» Problem requirements: Reproduce all entries precisely, down to the last character.

» Data excerpts:
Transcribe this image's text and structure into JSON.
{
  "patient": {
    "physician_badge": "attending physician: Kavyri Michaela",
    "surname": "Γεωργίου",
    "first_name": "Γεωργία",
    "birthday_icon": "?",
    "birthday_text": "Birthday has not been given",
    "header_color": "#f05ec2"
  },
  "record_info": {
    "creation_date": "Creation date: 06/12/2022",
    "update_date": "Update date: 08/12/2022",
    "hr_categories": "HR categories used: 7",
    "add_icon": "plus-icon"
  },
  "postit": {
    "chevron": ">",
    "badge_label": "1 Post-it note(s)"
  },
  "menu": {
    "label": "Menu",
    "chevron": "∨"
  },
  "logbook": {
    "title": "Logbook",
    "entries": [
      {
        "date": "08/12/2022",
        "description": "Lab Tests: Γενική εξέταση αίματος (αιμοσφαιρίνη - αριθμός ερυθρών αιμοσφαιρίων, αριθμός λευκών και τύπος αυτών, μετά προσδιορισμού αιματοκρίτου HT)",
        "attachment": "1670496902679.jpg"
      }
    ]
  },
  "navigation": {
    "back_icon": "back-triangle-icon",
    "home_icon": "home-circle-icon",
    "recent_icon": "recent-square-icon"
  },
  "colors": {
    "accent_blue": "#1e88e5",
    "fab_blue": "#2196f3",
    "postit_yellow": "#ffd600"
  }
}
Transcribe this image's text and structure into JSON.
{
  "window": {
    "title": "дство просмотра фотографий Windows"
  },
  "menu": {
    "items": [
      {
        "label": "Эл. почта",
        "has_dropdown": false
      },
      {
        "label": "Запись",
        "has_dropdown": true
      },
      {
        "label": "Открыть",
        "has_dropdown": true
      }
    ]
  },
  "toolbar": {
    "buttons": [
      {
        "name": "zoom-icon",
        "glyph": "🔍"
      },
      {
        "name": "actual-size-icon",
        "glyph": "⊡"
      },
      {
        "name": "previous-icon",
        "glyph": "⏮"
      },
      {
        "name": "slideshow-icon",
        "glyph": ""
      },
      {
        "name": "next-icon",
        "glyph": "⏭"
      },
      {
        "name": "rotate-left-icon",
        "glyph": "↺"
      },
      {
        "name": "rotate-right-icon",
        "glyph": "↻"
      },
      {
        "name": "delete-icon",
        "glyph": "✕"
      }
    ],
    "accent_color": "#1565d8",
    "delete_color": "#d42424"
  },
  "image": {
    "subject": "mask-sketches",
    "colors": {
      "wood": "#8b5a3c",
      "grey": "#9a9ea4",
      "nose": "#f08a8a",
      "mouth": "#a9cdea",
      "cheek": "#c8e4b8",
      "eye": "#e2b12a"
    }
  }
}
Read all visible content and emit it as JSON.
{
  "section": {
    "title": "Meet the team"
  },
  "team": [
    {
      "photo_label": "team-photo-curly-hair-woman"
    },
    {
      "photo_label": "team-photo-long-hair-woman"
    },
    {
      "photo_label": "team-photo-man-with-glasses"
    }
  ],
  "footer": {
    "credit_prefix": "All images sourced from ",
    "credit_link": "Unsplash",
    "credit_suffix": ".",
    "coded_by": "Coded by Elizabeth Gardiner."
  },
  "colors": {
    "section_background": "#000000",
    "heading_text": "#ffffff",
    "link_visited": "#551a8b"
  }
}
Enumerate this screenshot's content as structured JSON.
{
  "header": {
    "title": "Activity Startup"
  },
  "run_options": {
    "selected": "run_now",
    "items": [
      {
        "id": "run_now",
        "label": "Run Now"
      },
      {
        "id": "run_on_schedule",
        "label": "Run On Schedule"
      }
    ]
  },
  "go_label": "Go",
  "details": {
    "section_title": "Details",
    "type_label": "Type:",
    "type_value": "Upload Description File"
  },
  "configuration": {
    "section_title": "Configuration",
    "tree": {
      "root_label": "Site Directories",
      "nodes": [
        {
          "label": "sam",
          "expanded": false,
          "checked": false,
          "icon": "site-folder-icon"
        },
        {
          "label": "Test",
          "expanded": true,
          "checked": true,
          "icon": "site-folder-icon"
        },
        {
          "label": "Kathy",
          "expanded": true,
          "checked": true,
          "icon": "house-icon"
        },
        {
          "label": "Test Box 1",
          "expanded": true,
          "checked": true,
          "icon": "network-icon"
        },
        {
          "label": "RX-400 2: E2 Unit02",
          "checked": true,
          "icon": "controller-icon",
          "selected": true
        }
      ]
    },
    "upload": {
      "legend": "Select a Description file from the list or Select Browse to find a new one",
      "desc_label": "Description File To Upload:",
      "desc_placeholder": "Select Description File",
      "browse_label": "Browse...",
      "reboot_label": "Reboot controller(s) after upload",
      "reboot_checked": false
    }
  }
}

» Result of this exercise:
Transcribe this image's text and structure into JSON.
{
  "patient": {
    "physician_badge": "attending physician: Kavyri Michaela",
    "surname": "Γεωργίου",
    "first_name": "Γεωργία",
    "birthday_icon": "?",
    "birthday_text": "Birthday has not been given",
    "header_color": "#f05ec2"
  },
  "record_info": {
    "creation_date": "Creation date: 06/12/2022",
    "update_date": "Update date: 08/12/2022",
    "hr_categories": "HR categories used: 7",
    "add_icon": "plus-icon"
  },
  "postit": {
    "chevron": ">",
    "badge_label": "1 Post-it note(s)"
  },
  "menu": {
    "label": "Menu",
    "chevron": "∨"
  },
  "logbook": {
    "title": "Logbook",
    "entries": [
      {
        "date": "08/12/2022",
        "description": "Lab Tests: Γενική εξέταση αίματος (αιμοσφαιρίνη - αριθμός ερυθρών αιμοσφαιρίων, αριθμός λευκών και τύπος αυτών, μετά προσδιορισμού αιματοκρίτου HT)",
        "attachment": "1670496902679.jpg"
      }
    ]
  },
  "navigation": {
    "back_icon": "back-triangle-icon",
    "home_icon": "home-circle-icon",
    "recent_icon": "recent-square-icon"
  },
  "colors": {
    "accent_blue": "#1e88e5",
    "fab_blue": "#2196f3",
    "postit_yellow": "#ffd600"
  }
}
Transcribe this image's text and structure into JSON.
{
  "window": {
    "title": "дство просмотра фотографий Windows"
  },
  "menu": {
    "items": [
      {
        "label": "Эл. почта",
        "has_dropdown": false
      },
      {
        "label": "Запись",
        "has_dropdown": true
      },
      {
        "label": "Открыть",
        "has_dropdown": true
      }
    ]
  },
  "toolbar": {
    "buttons": [
      {
        "name": "zoom-icon",
        "glyph": "🔍"
      },
      {
        "name": "actual-size-icon",
        "glyph": "⊡"
      },
      {
        "name": "previous-icon",
        "glyph": "⏮"
      },
      {
        "name": "slideshow-icon",
        "glyph": ""
      },
      {
        "name": "next-icon",
        "glyph": "⏭"
      },
      {
        "name": "rotate-left-icon",
        "glyph": "↺"
      },
      {
        "name": "rotate-right-icon",
        "glyph": "↻"
      },
      {
        "name": "delete-icon",
        "glyph": "✕"
      }
    ],
    "accent_color": "#1565d8",
    "delete_color": "#d42424"
  },
  "image": {
    "subject": "mask-sketches",
    "colors": {
      "wood": "#8b5a3c",
      "grey": "#9a9ea4",
      "nose": "#f08a8a",
      "mouth": "#a9cdea",
      "cheek": "#c8e4b8",
      "eye": "#e2b12a"
    }
  }
}
Read all visible content and emit it as JSON.
{
  "section": {
    "title": "Meet the team"
  },
  "team": [
    {
      "photo_label": "team-photo-curly-hair-woman"
    },
    {
      "photo_label": "team-photo-long-hair-woman"
    },
    {
      "photo_label": "team-photo-man-with-glasses"
    }
  ],
  "footer": {
    "credit_prefix": "All images sourced from ",
    "credit_link": "Unsplash",
    "credit_suffix": ".",
    "coded_by": "Coded by Elizabeth Gardiner."
  },
  "colors": {
    "section_background": "#000000",
    "heading_text": "#ffffff",
    "link_visited": "#551a8b"
  }
}
Enumerate this screenshot's content as structured JSON.
{
  "header": {
    "title": "Activity Startup"
  },
  "run_options": {
    "selected": "run_now",
    "items": [
      {
        "id": "run_now",
        "label": "Run Now"
      },
      {
        "id": "run_on_schedule",
        "label": "Run On Schedule"
      }
    ]
  },
  "go_label": "Go",
  "details": {
    "section_title": "Details",
    "type_label": "Type:",
    "type_value": "Upload Description File"
  },
  "configuration": {
    "section_title": "Configuration",
    "tree": {
      "root_label": "Site Directories",
      "nodes": [
        {
          "label": "sam",
          "expanded": false,
          "checked": false,
          "icon": "site-folder-icon"
        },
        {
          "label": "Test",
          "expanded": true,
          "checked": true,
          "icon": "site-folder-icon"
        },
        {
          "label": "Kathy",
          "expanded": true,
          "checked": true,
          "icon": "house-icon"
        },
        {
          "label": "Test Box 1",
          "expanded": true,
          "checked": true,
          "icon": "network-icon"
        },
        {
          "label": "RX-400 2: E2 Unit02",
          "checked": true,
          "icon": "controller-icon",
          "selected": true
        }
      ]
    },
    "upload": {
      "legend": "Select a Description file from the list or Select Browse to find a new one",
      "desc_label": "Description File To Upload:",
      "desc_placeholder": "Select Description File",
      "browse_label": "Browse...",
      "reboot_label": "Reboot controller(s) after upload",
      "reboot_checked": false
    }
  }
}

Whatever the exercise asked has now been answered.